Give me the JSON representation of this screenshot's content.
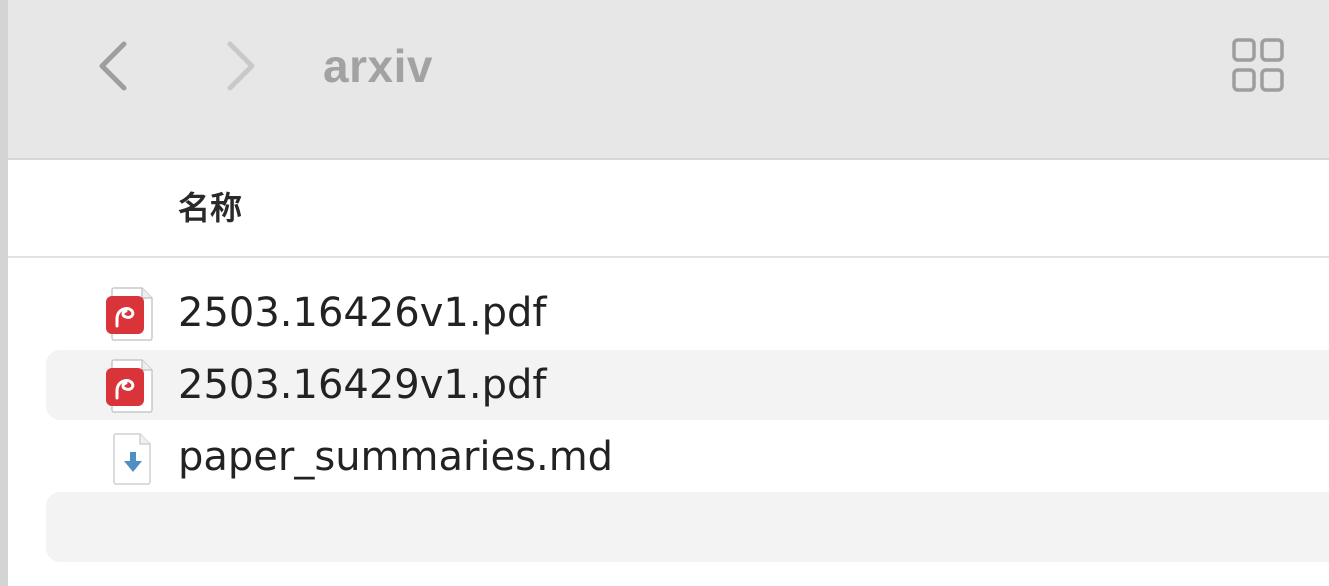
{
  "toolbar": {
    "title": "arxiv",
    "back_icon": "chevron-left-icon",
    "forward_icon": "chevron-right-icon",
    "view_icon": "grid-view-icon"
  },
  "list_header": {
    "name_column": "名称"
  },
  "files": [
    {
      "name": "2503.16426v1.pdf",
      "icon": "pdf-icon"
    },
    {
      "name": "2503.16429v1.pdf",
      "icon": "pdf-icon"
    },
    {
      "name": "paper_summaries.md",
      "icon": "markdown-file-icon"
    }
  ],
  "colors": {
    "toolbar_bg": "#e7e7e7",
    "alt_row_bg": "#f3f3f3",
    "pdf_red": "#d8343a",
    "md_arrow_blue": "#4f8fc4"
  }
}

------

#### [WHAT TO DO]
Scan the data for the word "icon" and copy every line where it shows up.

#### [SOLUTION]
    "back_icon": "chevron-left-icon",
    "forward_icon": "chevron-right-icon",
    "view_icon": "grid-view-icon"
      "icon": "pdf-icon"
      "icon": "pdf-icon"
      "icon": "markdown-file-icon"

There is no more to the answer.